**PROMPT**
Return the material exactly as supplied, apart from the pictures, which are omitted.

(Saved data entries)
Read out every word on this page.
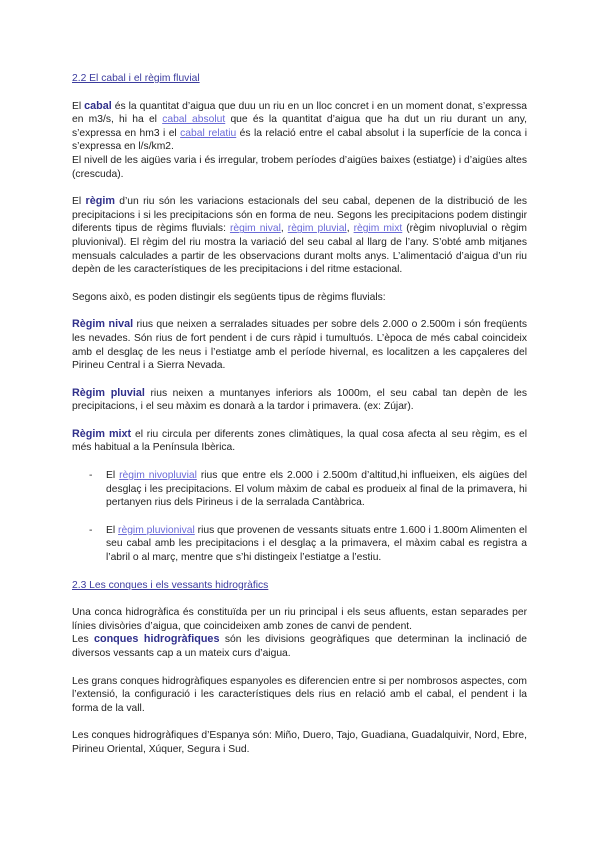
2.2 El cabal i el règim fluvial

El cabal és la quantitat d’aigua que duu un riu en un lloc concret i en un moment donat, s’expressa en m3/s, hi ha el cabal absolut que és la quantitat d’aigua que ha dut un riu durant un any, s’expressa en hm3 i el cabal relatiu és la relació entre el cabal absolut i la superfície de la conca i s’expressa en l/s/km2.

El nivell de les aigües varia i és irregular, trobem períodes d’aigües baixes (estiatge) i d’aigües altes (crescuda).

El règim d’un riu són les variacions estacionals del seu cabal, depenen de la distribució de les precipitacions i si les precipitacions són en forma de neu. Segons les precipitacions podem distingir diferents tipus de règims fluvials: règim nival, règim pluvial, règim mixt (règim nivopluvial o règim pluvionival). El règim del riu mostra la variació del seu cabal al llarg de l’any. S’obté amb mitjanes mensuals calculades a partir de les observacions durant molts anys. L’alimentació d’aigua d’un riu depèn de les característiques de les precipitacions i del ritme estacional.

Segons això, es poden distingir els següents tipus de règims fluvials:

Règim nival rius que neixen a serralades situades per sobre dels 2.000 o 2.500m i són freqüents les nevades. Són rius de fort pendent i de curs ràpid i tumultuós. L’època de més cabal coincideix amb el desglaç de les neus i l’estiatge amb el període hivernal, es localitzen a les capçaleres del Pirineu Central i a Sierra Nevada.

Règim pluvial rius neixen a muntanyes inferiors als 1000m, el seu cabal tan depèn de les precipitacions, i el seu màxim es donarà a la tardor i primavera. (ex: Zújar).

Règim mixt el riu circula per diferents zones climàtiques, la qual cosa afecta al seu règim, es el més habitual a la Península Ibèrica.

- El règim nivopluvial rius que entre els 2.000 i 2.500m d’altitud,hi influeixen, els aigües del desglaç i les precipitacions. El volum màxim de cabal es produeix al final de la primavera, hi pertanyen rius dels Pirineus i de la serralada Cantàbrica.
- El règim pluvionival rius que provenen de vessants situats entre 1.600 i 1.800m Alimenten el seu cabal amb les precipitacions i el desglaç a la primavera, el màxim cabal es registra a l’abril o al març, mentre que s’hi distingeix l’estiatge a l’estiu.

2.3 Les conques i els vessants hidrogràfics

Una conca hidrogràfica és constituïda per un riu principal i els seus afluents, estan separades per línies divisòries d’aigua, que coincideixen amb zones de canvi de pendent.

Les conques hidrogràfiques són les divisions geogràfiques que determinan la inclinació de diversos vessants cap a un mateix curs d’aigua.

Les grans conques hidrogràfiques espanyoles es diferencien entre si per nombrosos aspectes, com l’extensió, la configuració i les característiques dels rius en relació amb el cabal, el pendent i la forma de la vall.

Les conques hidrogràfiques d’Espanya són: Miño, Duero, Tajo, Guadiana, Guadalquivir, Nord, Ebre, Pirineu Oriental, Xúquer, Segura i Sud.
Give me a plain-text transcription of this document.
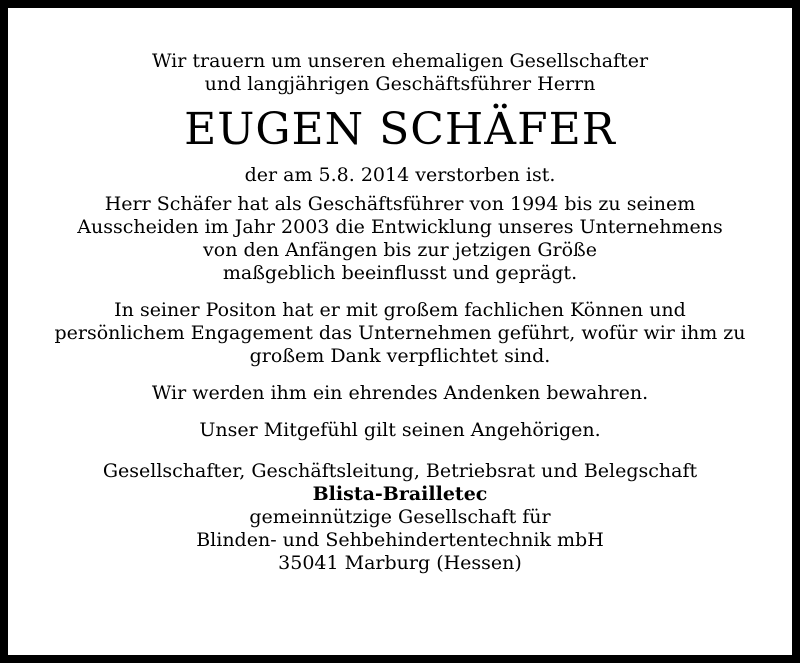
Wir trauern um unseren ehemaligen Gesellschafter
und langjährigen Geschäftsführer Herrn
EUGEN SCHÄFER
der am 5.8. 2014 verstorben ist.
Herr Schäfer hat als Geschäftsführer von 1994 bis zu seinem
Ausscheiden im Jahr 2003 die Entwicklung unseres Unternehmens
von den Anfängen bis zur jetzigen Größe
maßgeblich beeinflusst und geprägt.
In seiner Positon hat er mit großem fachlichen Können und
persönlichem Engagement das Unternehmen geführt, wofür wir ihm zu
großem Dank verpflichtet sind.
Wir werden ihm ein ehrendes Andenken bewahren.
Unser Mitgefühl gilt seinen Angehörigen.
Gesellschafter, Geschäftsleitung, Betriebsrat und Belegschaft
Blista-Brailletec
gemeinnützige Gesellschaft für
Blinden- und Sehbehindertentechnik mbH
35041 Marburg (Hessen)
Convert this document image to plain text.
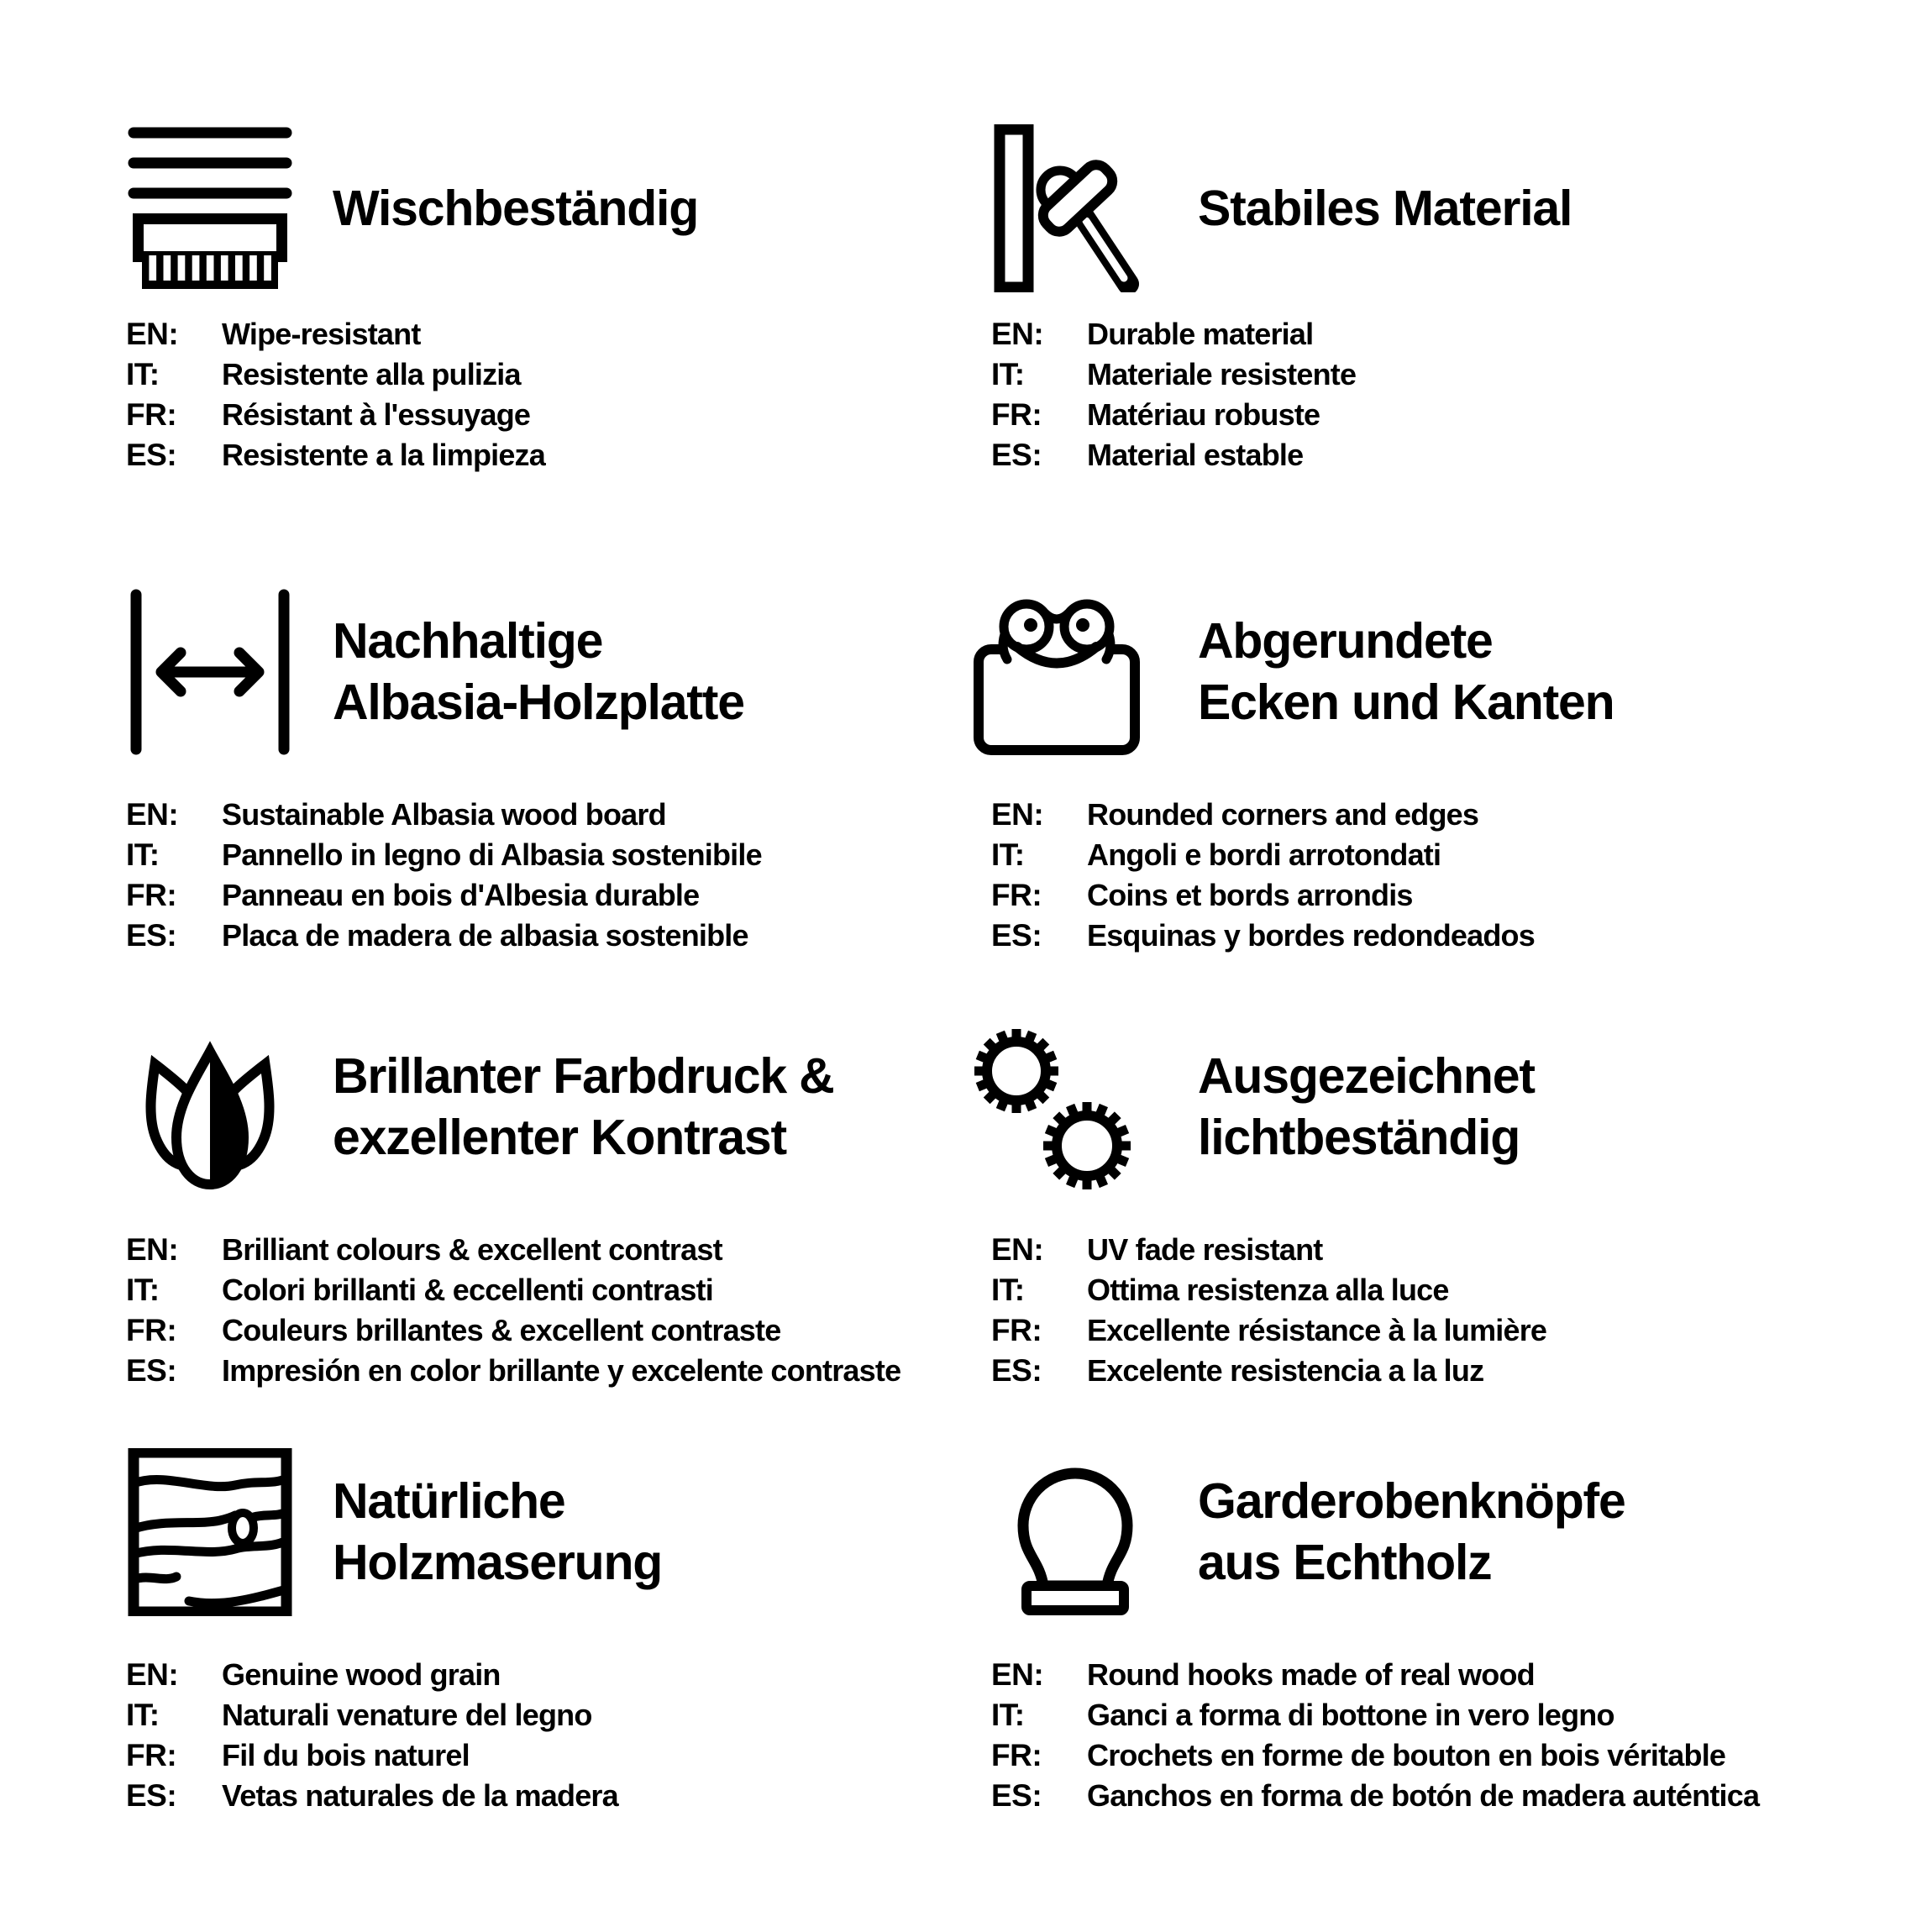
Wischbeständig
EN:	Wipe-resistant
IT:	Resistente alla pulizia
FR:	Résistant à l'essuyage
ES:	Resistente a la limpieza
Stabiles Material
EN:	Durable material
IT:	Materiale resistente
FR:	Matériau robuste
ES:	Material estable
Nachhaltige
Albasia-Holzplatte
EN:	Sustainable Albasia wood board
IT:	Pannello in legno di Albasia sostenibile
FR:	Panneau en bois d'Albesia durable
ES:	Placa de madera de albasia sostenible
Abgerundete
Ecken und Kanten
EN:	Rounded corners and edges
IT:	Angoli e bordi arrotondati
FR:	Coins et bords arrondis
ES:	Esquinas y bordes redondeados
Brillanter Farbdruck &
exzellenter Kontrast
EN:	Brilliant colours & excellent contrast
IT:	Colori brillanti & eccellenti contrasti
FR:	Couleurs brillantes & excellent contraste
ES:	Impresión en color brillante y excelente contraste
Ausgezeichnet
lichtbeständig
EN:	UV fade resistant
IT:	Ottima resistenza alla luce
FR:	Excellente résistance à la lumière
ES:	Excelente resistencia a la luz
Natürliche
Holzmaserung
EN:	Genuine wood grain
IT:	Naturali venature del legno
FR:	Fil du bois naturel
ES:	Vetas naturales de la madera
Garderobenknöpfe
aus Echtholz
EN:	Round hooks made of real wood
IT:	Ganci a forma di bottone in vero legno
FR:	Crochets en forme de bouton en bois véritable
ES:	Ganchos en forma de botón de madera auténtica
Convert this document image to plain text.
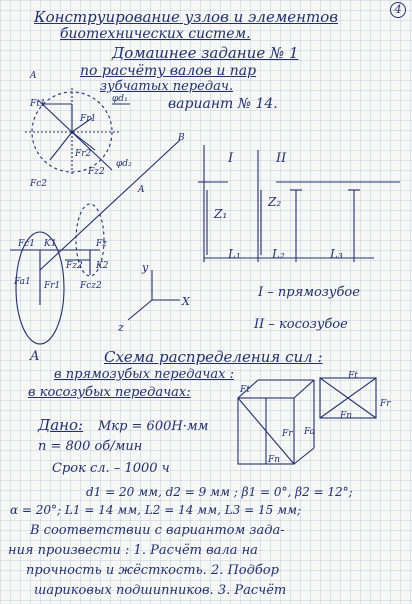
4
Конструирование узлов и элементов
биотехнических систем.
Домашнее задание № 1
по расчёту валов и пар
зубчатых передач.
вариант № 14.
A
Ft1	φd₁
Fr1
Fr2
Fz2
Fc2
φd₂
B
A
Fc1 K1
Fa1 Fr1
Fz
Fz2 K2
Fcz2
y
X
z
I	II
Z₁
Z₂
L₁	L₂	L₃
I – прямозубое
II – косозубое
A	Схема распределения сил :
в прямозубых передачах :
в косозубых передачах:
Ft
Fr
Fn
Ft
Fa
Fr
Fn
Дано: Мкр = 600Н·мм
n = 800 об/мин
Срок сл. – 1000 ч
d1 = 20 мм, d2 = 9 мм ; β1 = 0°, β2 = 12°;
α = 20°; L1 = 14 мм, L2 = 14 мм, L3 = 15 мм;
В соответствии с вариантом зада-
ния произвести : 1. Расчёт вала на
прочность и жёсткость. 2. Подбор
шариковых подшипников. 3. Расчёт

**WORKED SOLUTION**
Read out every word on this page.
2.2 El cabal i el règim fluvial

El cabal és la quantitat d’aigua que duu un riu en un lloc concret i en un moment donat, s’expressa en m3/s, hi ha el cabal absolut que és la quantitat d’aigua que ha dut un riu durant un any, s’expressa en hm3 i el cabal relatiu és la relació entre el cabal absolut i la superfície de la conca i s’expressa en l/s/km2.

El nivell de les aigües varia i és irregular, trobem períodes d’aigües baixes (estiatge) i d’aigües altes (crescuda).

El règim d’un riu són les variacions estacionals del seu cabal, depenen de la distribució de les precipitacions i si les precipitacions són en forma de neu. Segons les precipitacions podem distingir diferents tipus de règims fluvials: règim nival, règim pluvial, règim mixt (règim nivopluvial o règim pluvionival). El règim del riu mostra la variació del seu cabal al llarg de l’any. S’obté amb mitjanes mensuals calculades a partir de les observacions durant molts anys. L’alimentació d’aigua d’un riu depèn de les característiques de les precipitacions i del ritme estacional.

Segons això, es poden distingir els següents tipus de règims fluvials:

Règim nival rius que neixen a serralades situades per sobre dels 2.000 o 2.500m i són freqüents les nevades. Són rius de fort pendent i de curs ràpid i tumultuós. L’època de més cabal coincideix amb el desglaç de les neus i l’estiatge amb el període hivernal, es localitzen a les capçaleres del Pirineu Central i a Sierra Nevada.

Règim pluvial rius neixen a muntanyes inferiors als 1000m, el seu cabal tan depèn de les precipitacions, i el seu màxim es donarà a la tardor i primavera. (ex: Zújar).

Règim mixt el riu circula per diferents zones climàtiques, la qual cosa afecta al seu règim, es el més habitual a la Península Ibèrica.

- El règim nivopluvial rius que entre els 2.000 i 2.500m d’altitud,hi influeixen, els aigües del desglaç i les precipitacions. El volum màxim de cabal es produeix al final de la primavera, hi pertanyen rius dels Pirineus i de la serralada Cantàbrica.
- El règim pluvionival rius que provenen de vessants situats entre 1.600 i 1.800m Alimenten el seu cabal amb les precipitacions i el desglaç a la primavera, el màxim cabal es registra a l’abril o al març, mentre que s’hi distingeix l’estiatge a l’estiu.

2.3 Les conques i els vessants hidrogràfics

Una conca hidrogràfica és constituïda per un riu principal i els seus afluents, estan separades per línies divisòries d’aigua, que coincideixen amb zones de canvi de pendent.

Les conques hidrogràfiques són les divisions geogràfiques que determinan la inclinació de diversos vessants cap a un mateix curs d’aigua.

Les grans conques hidrogràfiques espanyoles es diferencien entre si per nombrosos aspectes, com l’extensió, la configuració i les característiques dels rius en relació amb el cabal, el pendent i la forma de la vall.

Les conques hidrogràfiques d’Espanya són: Miño, Duero, Tajo, Guadiana, Guadalquivir, Nord, Ebre, Pirineu Oriental, Xúquer, Segura i Sud.
Give me a plain-text transcription of this document.
Wir trauern um unseren ehemaligen Gesellschafter
und langjährigen Geschäftsführer Herrn
EUGEN SCHÄFER
der am 5.8. 2014 verstorben ist.
Herr Schäfer hat als Geschäftsführer von 1994 bis zu seinem
Ausscheiden im Jahr 2003 die Entwicklung unseres Unternehmens
von den Anfängen bis zur jetzigen Größe
maßgeblich beeinflusst und geprägt.
In seiner Positon hat er mit großem fachlichen Können und
persönlichem Engagement das Unternehmen geführt, wofür wir ihm zu
großem Dank verpflichtet sind.
Wir werden ihm ein ehrendes Andenken bewahren.
Unser Mitgefühl gilt seinen Angehörigen.
Gesellschafter, Geschäftsleitung, Betriebsrat und Belegschaft
Blista-Brailletec
gemeinnützige Gesellschaft für
Blinden- und Sehbehindertentechnik mbH
35041 Marburg (Hessen)
Convert this document image to plain text.
Wischbeständig
EN:	Wipe-resistant
IT:	Resistente alla pulizia
FR:	Résistant à l'essuyage
ES:	Resistente a la limpieza
Stabiles Material
EN:	Durable material
IT:	Materiale resistente
FR:	Matériau robuste
ES:	Material estable
Nachhaltige
Albasia-Holzplatte
EN:	Sustainable Albasia wood board
IT:	Pannello in legno di Albasia sostenibile
FR:	Panneau en bois d'Albesia durable
ES:	Placa de madera de albasia sostenible
Abgerundete
Ecken und Kanten
EN:	Rounded corners and edges
IT:	Angoli e bordi arrotondati
FR:	Coins et bords arrondis
ES:	Esquinas y bordes redondeados
Brillanter Farbdruck &
exzellenter Kontrast
EN:	Brilliant colours & excellent contrast
IT:	Colori brillanti & eccellenti contrasti
FR:	Couleurs brillantes & excellent contraste
ES:	Impresión en color brillante y excelente contraste
Ausgezeichnet
lichtbeständig
EN:	UV fade resistant
IT:	Ottima resistenza alla luce
FR:	Excellente résistance à la lumière
ES:	Excelente resistencia a la luz
Natürliche
Holzmaserung
EN:	Genuine wood grain
IT:	Naturali venature del legno
FR:	Fil du bois naturel
ES:	Vetas naturales de la madera
Garderobenknöpfe
aus Echtholz
EN:	Round hooks made of real wood
IT:	Ganci a forma di bottone in vero legno
FR:	Crochets en forme de bouton en bois véritable
ES:	Ganchos en forma de botón de madera auténtica
Convert this document image to plain text.
4
Конструирование узлов и элементов
биотехнических систем.
Домашнее задание № 1
по расчёту валов и пар
зубчатых передач.
вариант № 14.
A
Ft1	φd₁
Fr1
Fr2
Fz2
Fc2
φd₂
B
A
Fc1 K1
Fa1 Fr1
Fz
Fz2 K2
Fcz2
y
X
z
I	II
Z₁
Z₂
L₁	L₂	L₃
I – прямозубое
II – косозубое
A	Схема распределения сил :
в прямозубых передачах :
в косозубых передачах:
Ft
Fr
Fn
Ft
Fa
Fr
Fn
Дано: Мкр = 600Н·мм
n = 800 об/мин
Срок сл. – 1000 ч
d1 = 20 мм, d2 = 9 мм ; β1 = 0°, β2 = 12°;
α = 20°; L1 = 14 мм, L2 = 14 мм, L3 = 15 мм;
В соответствии с вариантом зада-
ния произвести : 1. Расчёт вала на
прочность и жёсткость. 2. Подбор
шариковых подшипников. 3. Расчёт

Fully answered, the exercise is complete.